→ **SHORT EXERCISE**
Return every line below as is, leaving out the pictures.

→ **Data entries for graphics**

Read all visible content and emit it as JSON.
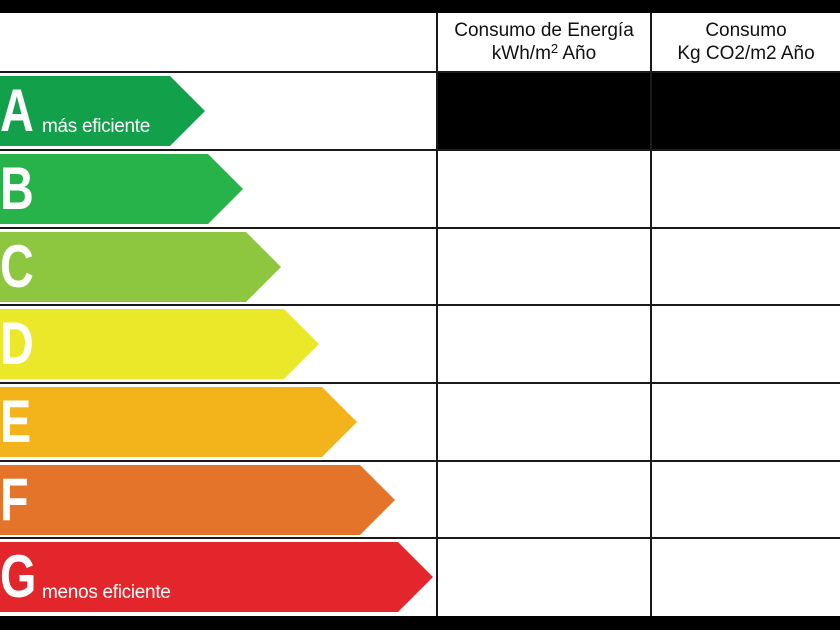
{
  "header": {
    "energy_line1": "Consumo de Energía",
    "energy_line2_main": "kWh/m",
    "energy_line2_sup": "2",
    "energy_line2_tail": " Año",
    "co2_line1": "Consumo",
    "co2_line2": "Kg CO2/m2 Año"
  },
  "bands": [
    {
      "letter": "A",
      "caption": "más eficiente",
      "color": "#13a04a"
    },
    {
      "letter": "B",
      "caption": "",
      "color": "#28b34a"
    },
    {
      "letter": "C",
      "caption": "",
      "color": "#8dc63f"
    },
    {
      "letter": "D",
      "caption": "",
      "color": "#ebe82a"
    },
    {
      "letter": "E",
      "caption": "",
      "color": "#f3b31b"
    },
    {
      "letter": "F",
      "caption": "",
      "color": "#e4742a"
    },
    {
      "letter": "G",
      "caption": "menos eficiente",
      "color": "#e3262b"
    }
  ],
  "colors": {
    "frame": "#000000",
    "filled_cell": "#000000"
  }
}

→ **ANSWER TO THE PROBLEM**
Read all visible content and emit it as JSON.
{
  "header": {
    "energy_line1": "Consumo de Energía",
    "energy_line2_main": "kWh/m",
    "energy_line2_sup": "2",
    "energy_line2_tail": " Año",
    "co2_line1": "Consumo",
    "co2_line2": "Kg CO2/m2 Año"
  },
  "bands": [
    {
      "letter": "A",
      "caption": "más eficiente",
      "color": "#13a04a"
    },
    {
      "letter": "B",
      "caption": "",
      "color": "#28b34a"
    },
    {
      "letter": "C",
      "caption": "",
      "color": "#8dc63f"
    },
    {
      "letter": "D",
      "caption": "",
      "color": "#ebe82a"
    },
    {
      "letter": "E",
      "caption": "",
      "color": "#f3b31b"
    },
    {
      "letter": "F",
      "caption": "",
      "color": "#e4742a"
    },
    {
      "letter": "G",
      "caption": "menos eficiente",
      "color": "#e3262b"
    }
  ],
  "colors": {
    "frame": "#000000",
    "filled_cell": "#000000"
  }
}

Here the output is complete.